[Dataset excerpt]
■ ■ ■ ■

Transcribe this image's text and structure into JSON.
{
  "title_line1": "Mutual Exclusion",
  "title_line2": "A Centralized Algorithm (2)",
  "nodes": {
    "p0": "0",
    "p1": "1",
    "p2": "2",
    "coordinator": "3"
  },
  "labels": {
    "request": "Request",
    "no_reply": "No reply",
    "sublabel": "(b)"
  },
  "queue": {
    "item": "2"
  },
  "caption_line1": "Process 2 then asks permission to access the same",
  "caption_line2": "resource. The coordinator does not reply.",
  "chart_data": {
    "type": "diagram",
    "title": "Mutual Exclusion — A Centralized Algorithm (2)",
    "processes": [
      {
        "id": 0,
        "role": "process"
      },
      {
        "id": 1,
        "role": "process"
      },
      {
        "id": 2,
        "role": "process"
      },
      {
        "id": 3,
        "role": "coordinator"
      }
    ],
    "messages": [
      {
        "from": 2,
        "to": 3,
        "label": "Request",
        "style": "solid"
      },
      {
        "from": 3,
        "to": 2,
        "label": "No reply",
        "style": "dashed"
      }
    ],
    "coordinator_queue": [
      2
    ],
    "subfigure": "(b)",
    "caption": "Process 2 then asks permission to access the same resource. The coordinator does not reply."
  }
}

■ ■ ■ ■

■ Goal of the exercise
Scan the listing above for the word "then" and copy every line that holds it.

■ Output below
  "caption_line1": "Process 2 then asks permission to access the same",
    "caption": "Process 2 then asks permission to access the same resource. The coordinator does not reply."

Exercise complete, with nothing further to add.